WHAT TO PRODUCE:
In the listing that follows, how many lines contain the string "古文运动"? Provide only the number.

Collected data entries:
☆ ☆ ☆ ☆ ☆ ☆ ☆

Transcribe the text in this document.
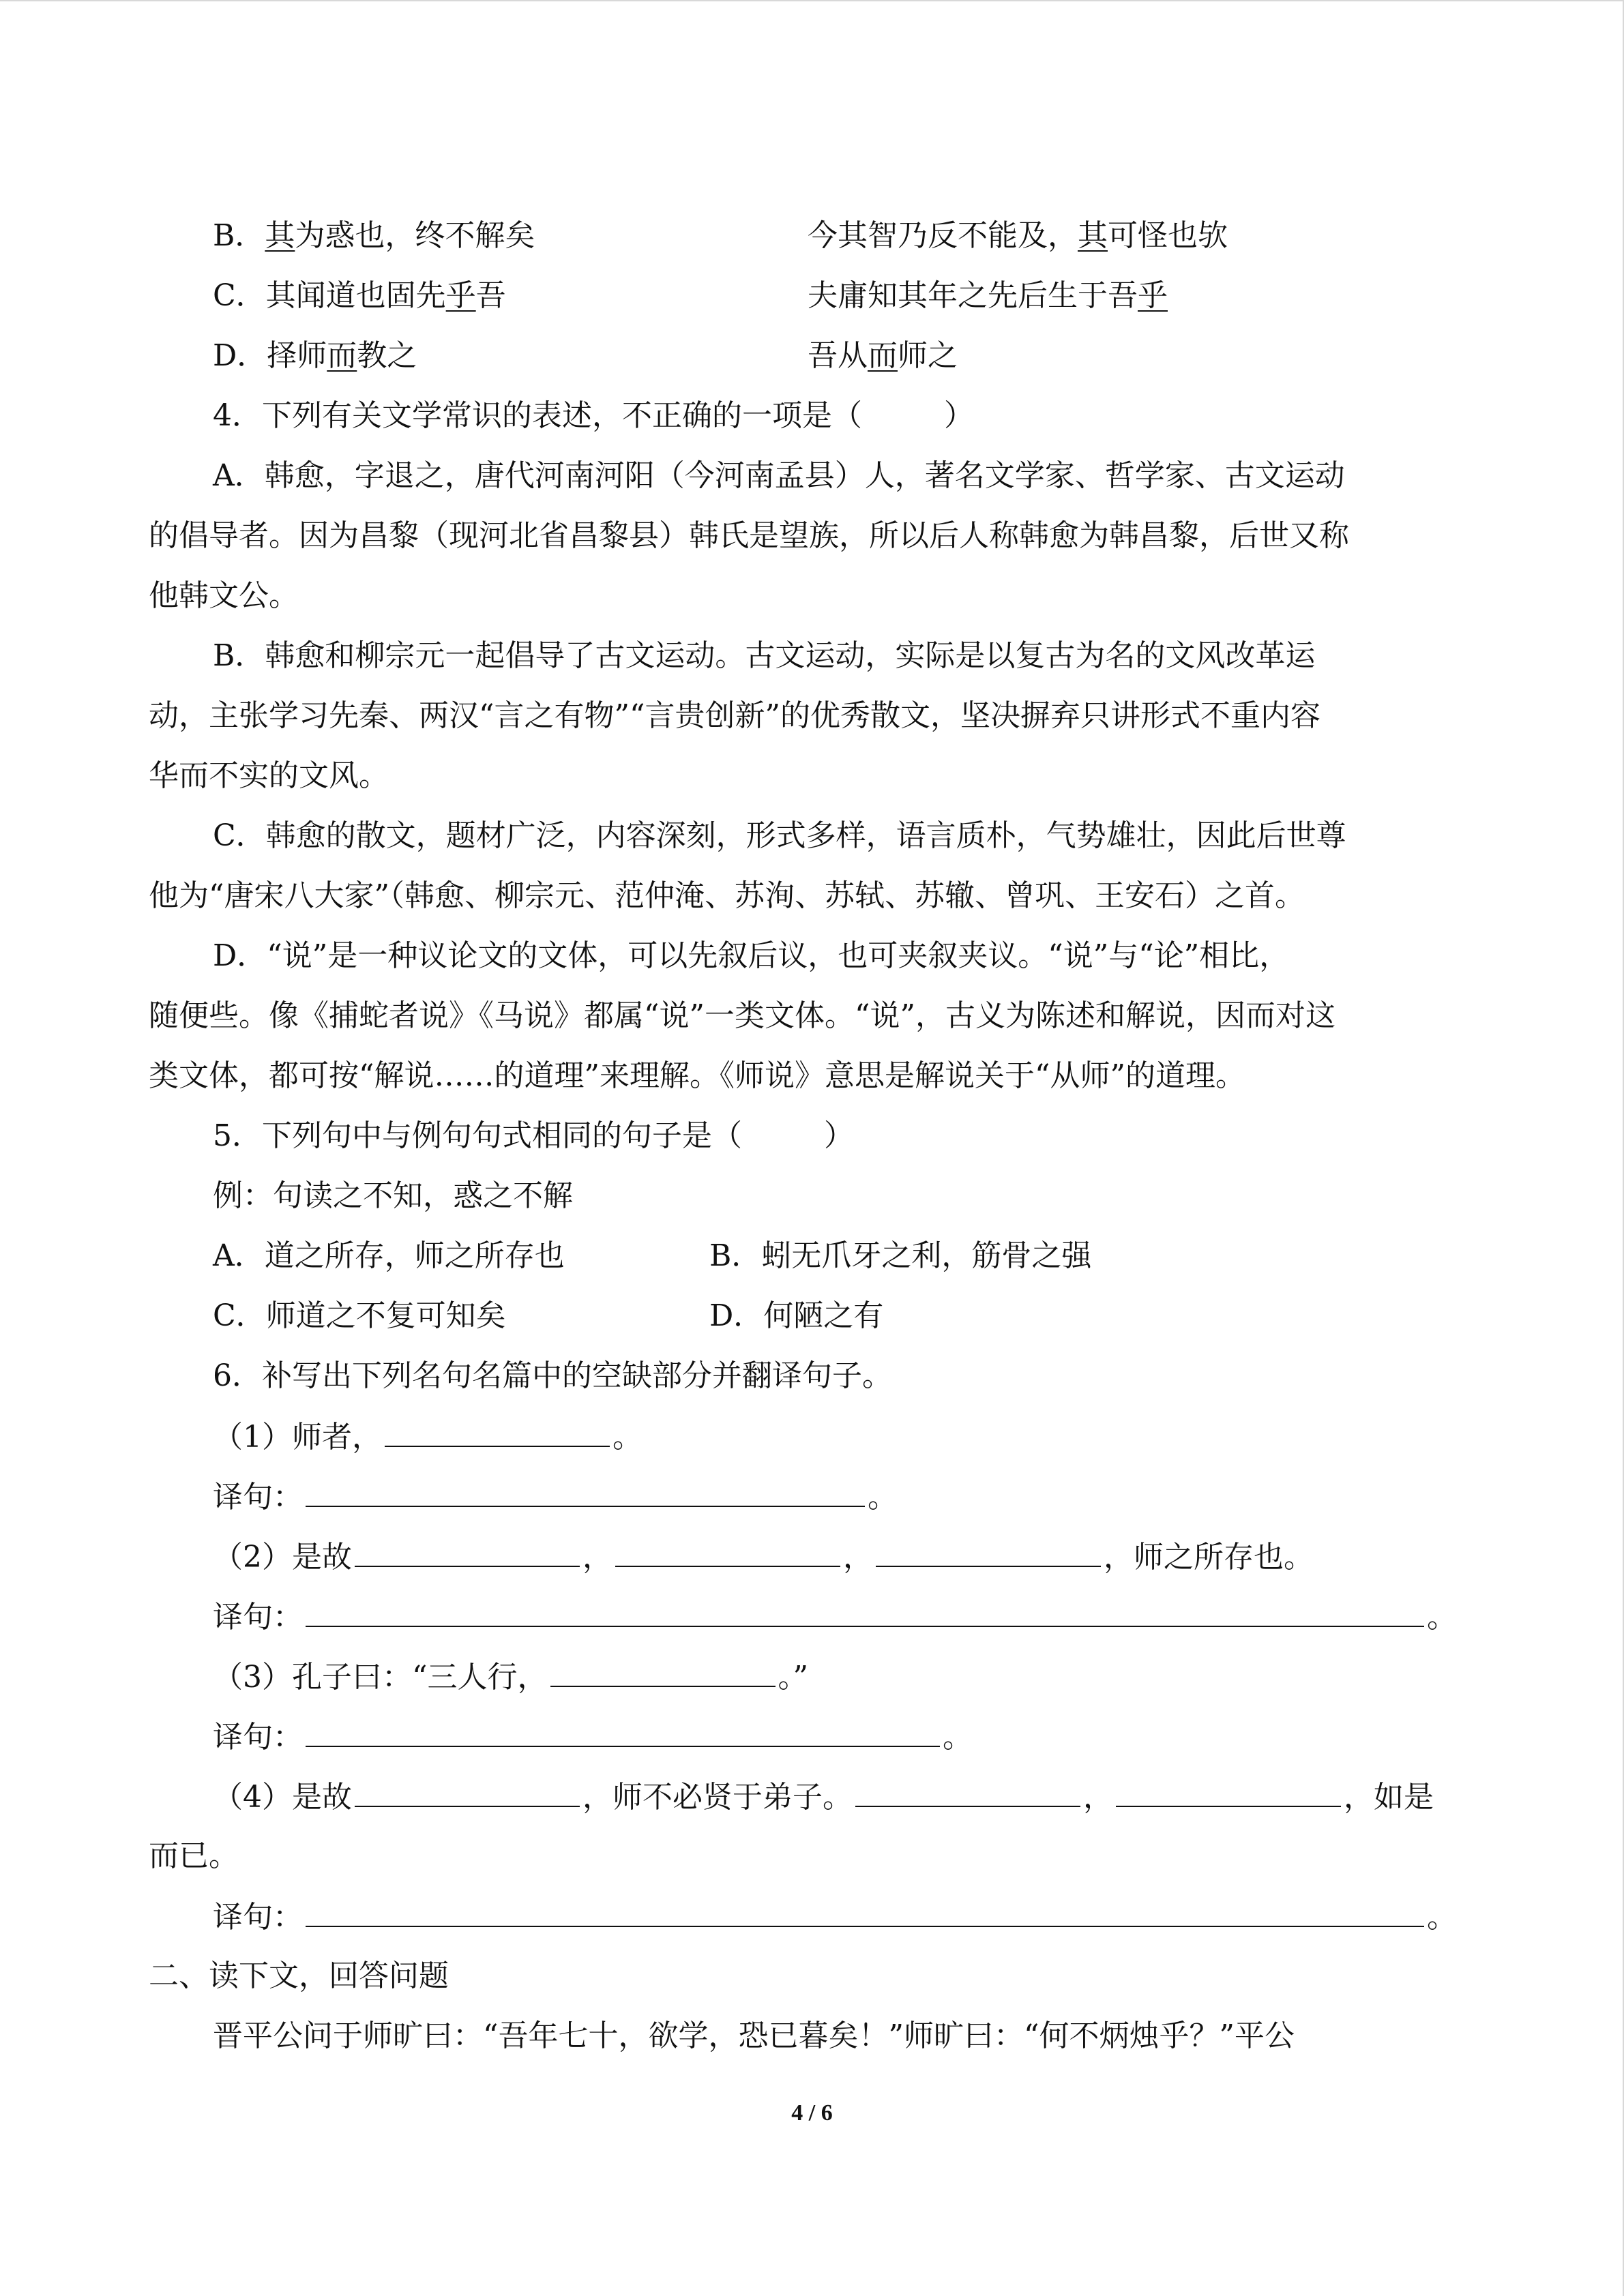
B．其为惑也，终不解矣	今其智乃反不能及，其可怪也欤
C．其闻道也固先乎吾	夫庸知其年之先后生于吾乎
D．择师而教之	吾从而师之
4．下列有关文学常识的表述，不正确的一项是（	）
A．韩愈，字退之，唐代河南河阳（今河南孟县）人，著名文学家、哲学家、古文运动
的倡导者。因为昌黎（现河北省昌黎县）韩氏是望族，所以后人称韩愈为韩昌黎，后世又称
他韩文公。
B．韩愈和柳宗元一起倡导了古文运动。古文运动，实际是以复古为名的文风改革运
动，主张学习先秦、两汉“言之有物”“言贵创新”的优秀散文，坚决摒弃只讲形式不重内容
华而不实的文风。
C．韩愈的散文，题材广泛，内容深刻，形式多样，语言质朴，气势雄壮，因此后世尊
他为“唐宋八大家”（韩愈、柳宗元、范仲淹、苏洵、苏轼、苏辙、曾巩、王安石）之首。
D．“说”是一种议论文的文体，可以先叙后议，也可夹叙夹议。“说”与“论”相比，
随便些。像《捕蛇者说》《马说》都属“说”一类文体。“说”，古义为陈述和解说，因而对这
类文体，都可按“解说……的道理”来理解。《师说》意思是解说关于“从师”的道理。
5．下列句中与例句句式相同的句子是（	）
例：句读之不知，惑之不解
A．道之所存，师之所存也	B．蚓无爪牙之利，筋骨之强
C．师道之不复可知矣	D．何陋之有
6．补写出下列名句名篇中的空缺部分并翻译句子。
（1）师者，	。
译句：	。
（2）是故	，	，	，师之所存也。
译句：	。
（3）孔子曰：“三人行，	。”
译句：	。
（4）是故	，师不必贤于弟子。	，	，如是
而已。
译句：	。
二、读下文，回答问题
晋平公问于师旷曰：“吾年七十，欲学，恐已暮矣！”师旷曰：“何不炳烛乎？”平公
4 / 6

☆ ☆ ☆ ☆ ☆ ☆ ☆

EXERCISE RESULT:
2